▸ **Source material**
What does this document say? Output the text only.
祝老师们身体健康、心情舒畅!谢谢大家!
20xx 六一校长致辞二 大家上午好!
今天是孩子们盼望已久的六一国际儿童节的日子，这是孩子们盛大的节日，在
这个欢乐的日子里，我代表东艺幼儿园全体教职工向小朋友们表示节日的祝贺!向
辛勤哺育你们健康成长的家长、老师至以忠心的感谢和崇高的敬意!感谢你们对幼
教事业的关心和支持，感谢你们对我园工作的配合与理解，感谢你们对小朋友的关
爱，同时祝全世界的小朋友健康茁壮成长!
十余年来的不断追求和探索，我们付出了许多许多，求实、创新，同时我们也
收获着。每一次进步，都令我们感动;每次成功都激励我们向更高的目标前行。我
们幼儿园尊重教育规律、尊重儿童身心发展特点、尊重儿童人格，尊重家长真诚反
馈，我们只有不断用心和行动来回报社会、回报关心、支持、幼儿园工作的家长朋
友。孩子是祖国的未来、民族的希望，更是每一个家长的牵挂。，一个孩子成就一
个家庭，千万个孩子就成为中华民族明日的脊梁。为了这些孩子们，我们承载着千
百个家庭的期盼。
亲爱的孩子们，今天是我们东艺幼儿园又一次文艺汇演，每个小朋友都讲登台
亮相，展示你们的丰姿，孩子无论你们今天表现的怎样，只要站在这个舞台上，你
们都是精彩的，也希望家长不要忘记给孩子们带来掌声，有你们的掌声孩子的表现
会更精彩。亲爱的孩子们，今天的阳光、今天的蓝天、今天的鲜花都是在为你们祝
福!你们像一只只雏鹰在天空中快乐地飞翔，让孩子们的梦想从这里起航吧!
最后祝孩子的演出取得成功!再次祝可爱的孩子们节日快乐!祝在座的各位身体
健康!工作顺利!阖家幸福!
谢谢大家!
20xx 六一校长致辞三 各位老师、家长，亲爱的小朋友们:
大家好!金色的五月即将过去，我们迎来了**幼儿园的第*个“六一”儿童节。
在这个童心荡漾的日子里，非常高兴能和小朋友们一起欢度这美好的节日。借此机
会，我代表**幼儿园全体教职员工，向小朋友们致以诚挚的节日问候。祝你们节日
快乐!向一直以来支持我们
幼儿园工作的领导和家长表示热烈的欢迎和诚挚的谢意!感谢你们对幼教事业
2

▸ **Instructions to follow**
Every entry must be quoted exactly as it appears above.

▸ **Task result**
What does this document say? Output the text only.
祝老师们身体健康、心情舒畅!谢谢大家!
20xx 六一校长致辞二 大家上午好!
今天是孩子们盼望已久的六一国际儿童节的日子，这是孩子们盛大的节日，在
这个欢乐的日子里，我代表东艺幼儿园全体教职工向小朋友们表示节日的祝贺!向
辛勤哺育你们健康成长的家长、老师至以忠心的感谢和崇高的敬意!感谢你们对幼
教事业的关心和支持，感谢你们对我园工作的配合与理解，感谢你们对小朋友的关
爱，同时祝全世界的小朋友健康茁壮成长!
十余年来的不断追求和探索，我们付出了许多许多，求实、创新，同时我们也
收获着。每一次进步，都令我们感动;每次成功都激励我们向更高的目标前行。我
们幼儿园尊重教育规律、尊重儿童身心发展特点、尊重儿童人格，尊重家长真诚反
馈，我们只有不断用心和行动来回报社会、回报关心、支持、幼儿园工作的家长朋
友。孩子是祖国的未来、民族的希望，更是每一个家长的牵挂。，一个孩子成就一
个家庭，千万个孩子就成为中华民族明日的脊梁。为了这些孩子们，我们承载着千
百个家庭的期盼。
亲爱的孩子们，今天是我们东艺幼儿园又一次文艺汇演，每个小朋友都讲登台
亮相，展示你们的丰姿，孩子无论你们今天表现的怎样，只要站在这个舞台上，你
们都是精彩的，也希望家长不要忘记给孩子们带来掌声，有你们的掌声孩子的表现
会更精彩。亲爱的孩子们，今天的阳光、今天的蓝天、今天的鲜花都是在为你们祝
福!你们像一只只雏鹰在天空中快乐地飞翔，让孩子们的梦想从这里起航吧!
最后祝孩子的演出取得成功!再次祝可爱的孩子们节日快乐!祝在座的各位身体
健康!工作顺利!阖家幸福!
谢谢大家!
20xx 六一校长致辞三 各位老师、家长，亲爱的小朋友们:
大家好!金色的五月即将过去，我们迎来了**幼儿园的第*个“六一”儿童节。
在这个童心荡漾的日子里，非常高兴能和小朋友们一起欢度这美好的节日。借此机
会，我代表**幼儿园全体教职员工，向小朋友们致以诚挚的节日问候。祝你们节日
快乐!向一直以来支持我们
幼儿园工作的领导和家长表示热烈的欢迎和诚挚的谢意!感谢你们对幼教事业
2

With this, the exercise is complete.